Task to complete » Return all lines below containing the word "закона".

Material shown »
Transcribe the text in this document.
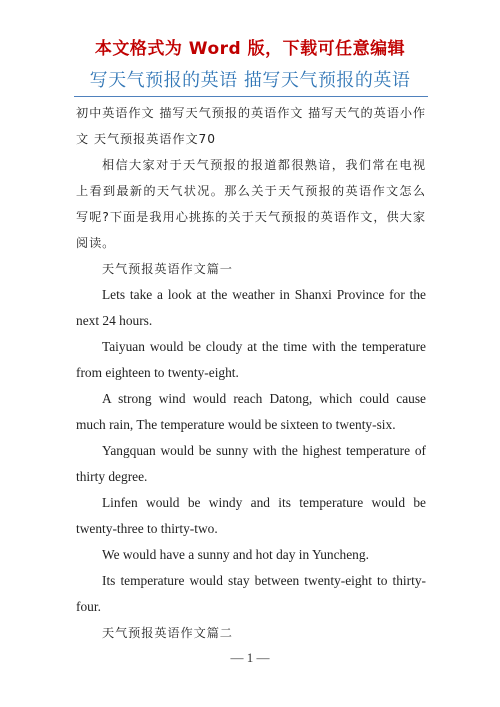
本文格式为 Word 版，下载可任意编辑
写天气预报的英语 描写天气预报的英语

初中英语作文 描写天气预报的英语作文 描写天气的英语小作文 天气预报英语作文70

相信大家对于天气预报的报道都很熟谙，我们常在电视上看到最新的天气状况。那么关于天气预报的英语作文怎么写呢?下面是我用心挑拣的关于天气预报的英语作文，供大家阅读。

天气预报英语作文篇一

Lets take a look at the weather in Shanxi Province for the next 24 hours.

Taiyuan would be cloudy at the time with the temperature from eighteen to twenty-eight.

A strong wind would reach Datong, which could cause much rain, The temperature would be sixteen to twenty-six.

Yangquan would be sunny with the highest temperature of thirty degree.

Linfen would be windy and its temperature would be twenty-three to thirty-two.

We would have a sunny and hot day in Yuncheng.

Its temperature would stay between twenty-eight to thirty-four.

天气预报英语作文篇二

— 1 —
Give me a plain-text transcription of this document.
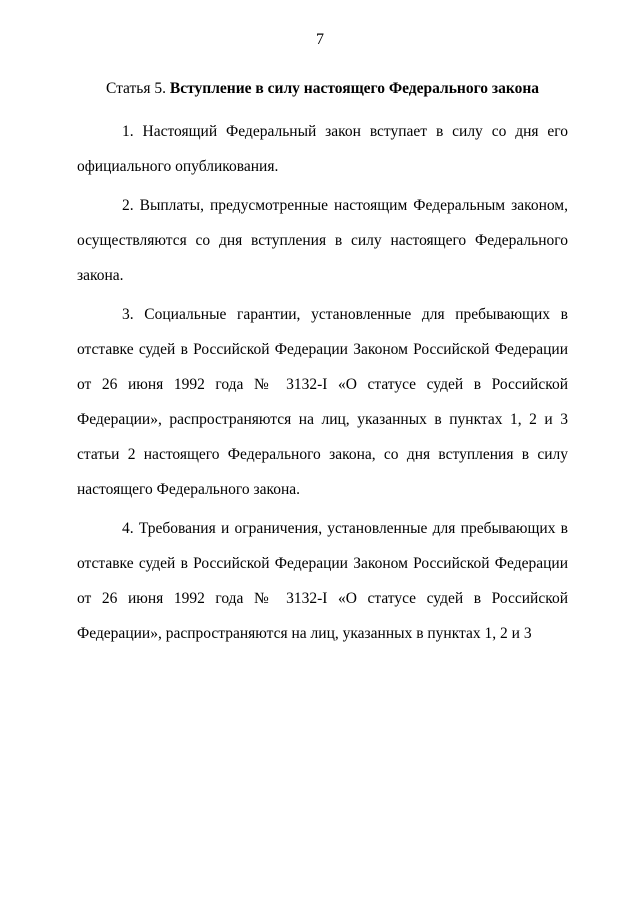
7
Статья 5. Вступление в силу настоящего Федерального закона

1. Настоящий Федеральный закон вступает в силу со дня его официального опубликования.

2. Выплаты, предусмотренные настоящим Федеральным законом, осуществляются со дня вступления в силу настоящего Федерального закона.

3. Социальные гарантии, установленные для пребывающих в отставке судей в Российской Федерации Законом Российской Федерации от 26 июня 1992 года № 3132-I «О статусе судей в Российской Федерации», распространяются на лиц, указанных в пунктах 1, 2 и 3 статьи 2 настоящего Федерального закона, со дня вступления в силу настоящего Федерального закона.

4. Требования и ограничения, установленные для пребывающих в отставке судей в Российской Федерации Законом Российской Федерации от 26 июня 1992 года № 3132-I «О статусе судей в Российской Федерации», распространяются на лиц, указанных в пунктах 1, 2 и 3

The result »
Статья 5. Вступление в силу настоящего Федерального закона
2. Выплаты, предусмотренные настоящим Федеральным законом, осуществляются со дня вступления в силу настоящего Федерального закона.
3. Социальные гарантии, установленные для пребывающих в отставке судей в Российской Федерации Законом Российской Федерации от 26 июня 1992 года № 3132-I «О статусе судей в Российской Федерации», распространяются на лиц, указанных в пунктах 1, 2 и 3 статьи 2 настоящего Федерального закона, со дня вступления в силу настоящего Федерального закона.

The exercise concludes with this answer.